Instruction:
Copy the data below exactly, omitting any picture it contains.

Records

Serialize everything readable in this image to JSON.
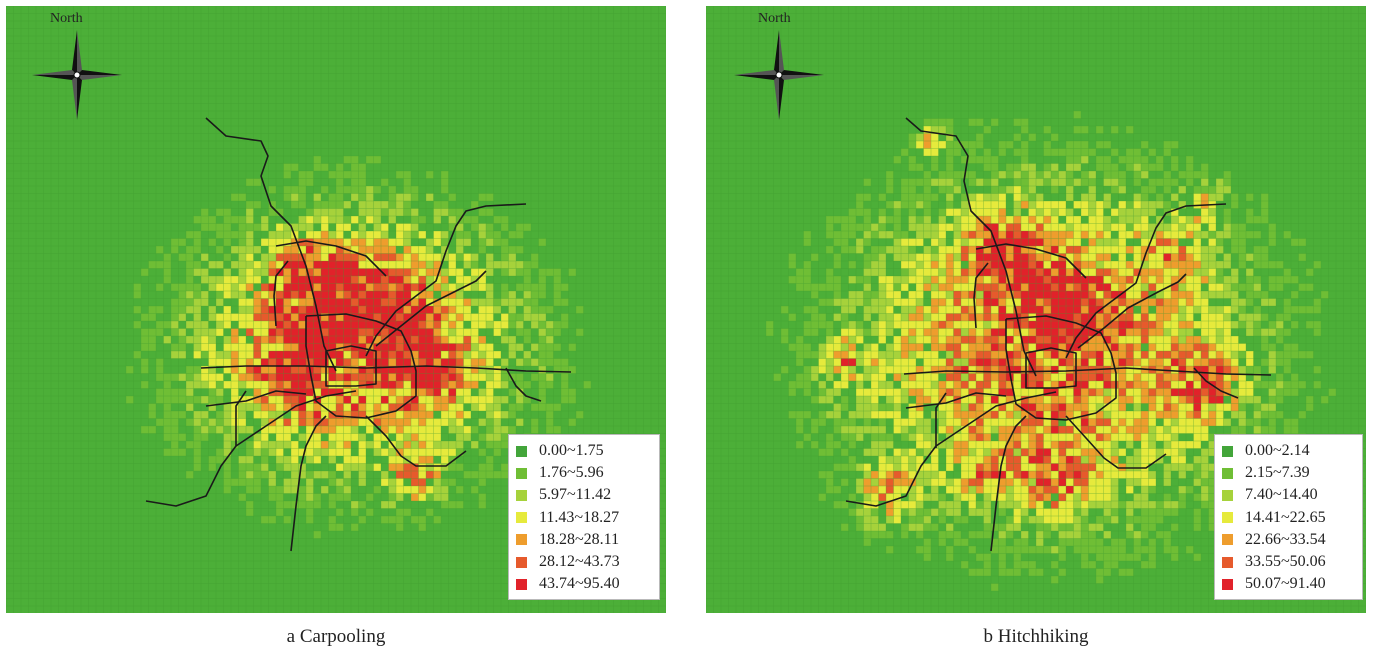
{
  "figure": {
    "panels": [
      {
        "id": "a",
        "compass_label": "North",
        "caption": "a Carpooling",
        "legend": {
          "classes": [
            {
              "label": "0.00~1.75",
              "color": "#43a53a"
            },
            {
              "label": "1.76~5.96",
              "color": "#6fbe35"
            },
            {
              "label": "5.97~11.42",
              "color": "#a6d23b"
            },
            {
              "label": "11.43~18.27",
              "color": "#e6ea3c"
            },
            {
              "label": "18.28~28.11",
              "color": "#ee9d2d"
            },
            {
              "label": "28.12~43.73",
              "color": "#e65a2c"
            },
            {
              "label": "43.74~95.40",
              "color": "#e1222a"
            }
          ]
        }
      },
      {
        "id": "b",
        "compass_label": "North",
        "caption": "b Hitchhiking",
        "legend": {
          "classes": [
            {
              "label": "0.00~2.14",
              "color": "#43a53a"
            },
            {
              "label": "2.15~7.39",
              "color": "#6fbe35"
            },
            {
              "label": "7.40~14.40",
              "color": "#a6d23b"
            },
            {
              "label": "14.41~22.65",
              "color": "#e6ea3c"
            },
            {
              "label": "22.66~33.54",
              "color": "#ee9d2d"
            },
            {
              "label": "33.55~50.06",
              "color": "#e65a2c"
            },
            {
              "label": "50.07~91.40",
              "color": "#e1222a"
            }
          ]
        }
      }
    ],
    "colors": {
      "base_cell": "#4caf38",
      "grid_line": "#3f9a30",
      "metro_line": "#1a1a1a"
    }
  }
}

Answer for this exercise:
Serialize everything readable in this image to JSON.
{
  "figure": {
    "panels": [
      {
        "id": "a",
        "compass_label": "North",
        "caption": "a Carpooling",
        "legend": {
          "classes": [
            {
              "label": "0.00~1.75",
              "color": "#43a53a"
            },
            {
              "label": "1.76~5.96",
              "color": "#6fbe35"
            },
            {
              "label": "5.97~11.42",
              "color": "#a6d23b"
            },
            {
              "label": "11.43~18.27",
              "color": "#e6ea3c"
            },
            {
              "label": "18.28~28.11",
              "color": "#ee9d2d"
            },
            {
              "label": "28.12~43.73",
              "color": "#e65a2c"
            },
            {
              "label": "43.74~95.40",
              "color": "#e1222a"
            }
          ]
        }
      },
      {
        "id": "b",
        "compass_label": "North",
        "caption": "b Hitchhiking",
        "legend": {
          "classes": [
            {
              "label": "0.00~2.14",
              "color": "#43a53a"
            },
            {
              "label": "2.15~7.39",
              "color": "#6fbe35"
            },
            {
              "label": "7.40~14.40",
              "color": "#a6d23b"
            },
            {
              "label": "14.41~22.65",
              "color": "#e6ea3c"
            },
            {
              "label": "22.66~33.54",
              "color": "#ee9d2d"
            },
            {
              "label": "33.55~50.06",
              "color": "#e65a2c"
            },
            {
              "label": "50.07~91.40",
              "color": "#e1222a"
            }
          ]
        }
      }
    ],
    "colors": {
      "base_cell": "#4caf38",
      "grid_line": "#3f9a30",
      "metro_line": "#1a1a1a"
    }
  }
}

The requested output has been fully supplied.